__Your task__
For the data below, work out how many lines include the string "Minéraux" and report only the number.

__Source data__

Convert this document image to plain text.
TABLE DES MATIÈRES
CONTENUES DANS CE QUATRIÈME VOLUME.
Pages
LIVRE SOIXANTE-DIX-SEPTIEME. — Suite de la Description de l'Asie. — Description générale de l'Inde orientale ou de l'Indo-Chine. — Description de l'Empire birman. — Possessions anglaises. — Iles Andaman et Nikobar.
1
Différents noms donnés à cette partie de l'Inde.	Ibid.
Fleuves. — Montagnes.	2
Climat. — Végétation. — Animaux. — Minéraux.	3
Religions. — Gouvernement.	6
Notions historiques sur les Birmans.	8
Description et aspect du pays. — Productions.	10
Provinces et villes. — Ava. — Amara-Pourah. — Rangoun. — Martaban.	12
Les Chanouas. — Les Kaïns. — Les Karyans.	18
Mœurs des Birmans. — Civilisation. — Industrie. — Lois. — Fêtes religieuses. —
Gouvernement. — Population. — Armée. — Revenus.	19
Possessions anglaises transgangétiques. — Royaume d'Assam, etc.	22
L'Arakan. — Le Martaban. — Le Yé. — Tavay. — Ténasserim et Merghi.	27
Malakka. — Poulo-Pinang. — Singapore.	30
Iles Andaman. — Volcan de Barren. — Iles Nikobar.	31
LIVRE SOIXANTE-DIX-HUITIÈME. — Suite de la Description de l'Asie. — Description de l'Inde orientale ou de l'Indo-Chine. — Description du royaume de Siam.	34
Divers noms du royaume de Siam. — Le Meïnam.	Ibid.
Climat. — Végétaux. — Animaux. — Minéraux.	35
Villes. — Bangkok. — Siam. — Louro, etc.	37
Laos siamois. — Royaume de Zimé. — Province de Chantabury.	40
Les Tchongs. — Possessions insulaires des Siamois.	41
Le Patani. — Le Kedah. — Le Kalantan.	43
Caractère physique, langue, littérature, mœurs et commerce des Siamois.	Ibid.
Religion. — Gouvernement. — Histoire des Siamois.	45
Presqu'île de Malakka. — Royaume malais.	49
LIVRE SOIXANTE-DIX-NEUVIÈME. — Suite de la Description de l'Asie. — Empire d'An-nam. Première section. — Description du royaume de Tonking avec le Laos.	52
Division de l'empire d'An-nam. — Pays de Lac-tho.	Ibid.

--

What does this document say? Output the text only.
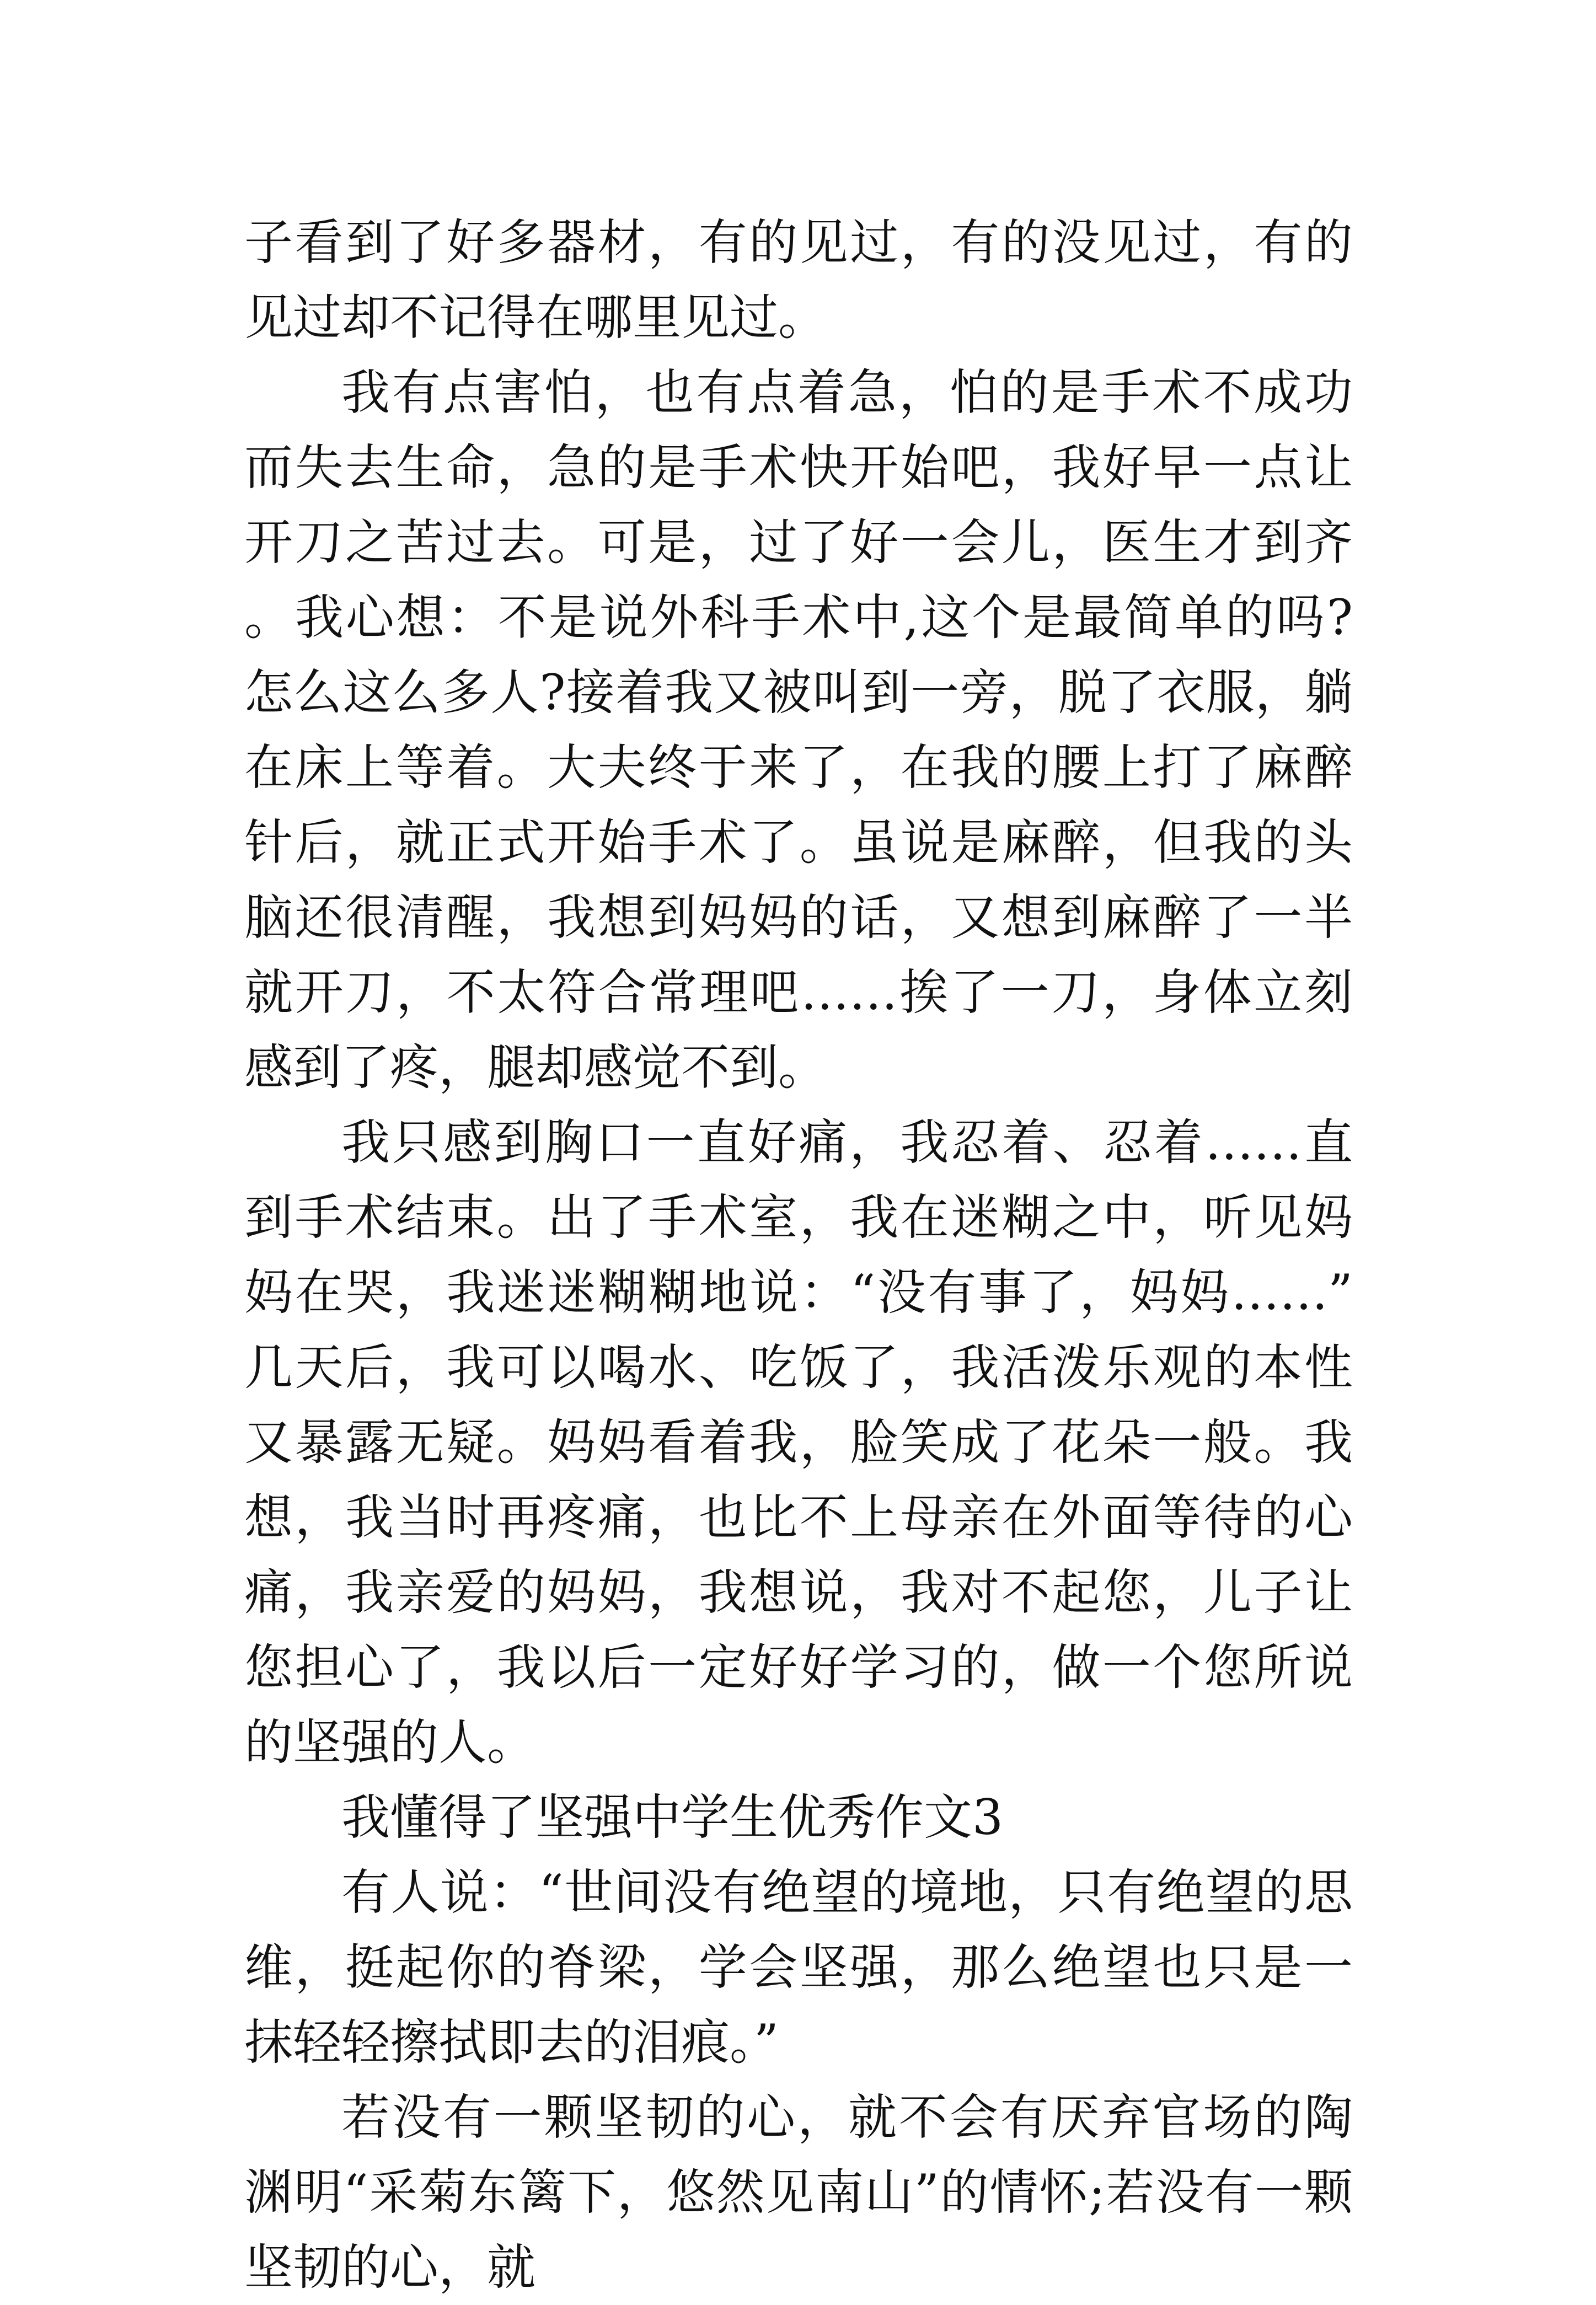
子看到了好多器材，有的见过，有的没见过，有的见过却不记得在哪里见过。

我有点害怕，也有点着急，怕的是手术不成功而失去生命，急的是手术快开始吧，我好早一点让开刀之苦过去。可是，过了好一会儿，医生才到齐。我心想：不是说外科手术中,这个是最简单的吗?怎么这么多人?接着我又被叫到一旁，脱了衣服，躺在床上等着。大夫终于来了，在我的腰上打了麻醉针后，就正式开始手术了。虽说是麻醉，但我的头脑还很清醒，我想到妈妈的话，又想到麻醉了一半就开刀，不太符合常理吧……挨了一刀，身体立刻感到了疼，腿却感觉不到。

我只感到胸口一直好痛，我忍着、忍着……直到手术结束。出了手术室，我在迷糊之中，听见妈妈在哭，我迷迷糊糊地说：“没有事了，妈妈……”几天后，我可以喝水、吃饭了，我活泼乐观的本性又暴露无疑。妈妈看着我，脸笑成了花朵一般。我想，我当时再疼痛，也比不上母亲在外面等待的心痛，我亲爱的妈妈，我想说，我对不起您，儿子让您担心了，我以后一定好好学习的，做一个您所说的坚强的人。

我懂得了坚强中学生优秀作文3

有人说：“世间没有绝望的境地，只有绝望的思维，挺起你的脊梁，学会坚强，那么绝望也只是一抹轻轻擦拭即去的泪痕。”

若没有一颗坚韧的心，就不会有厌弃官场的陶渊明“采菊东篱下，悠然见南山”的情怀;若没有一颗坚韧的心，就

__Task output__
2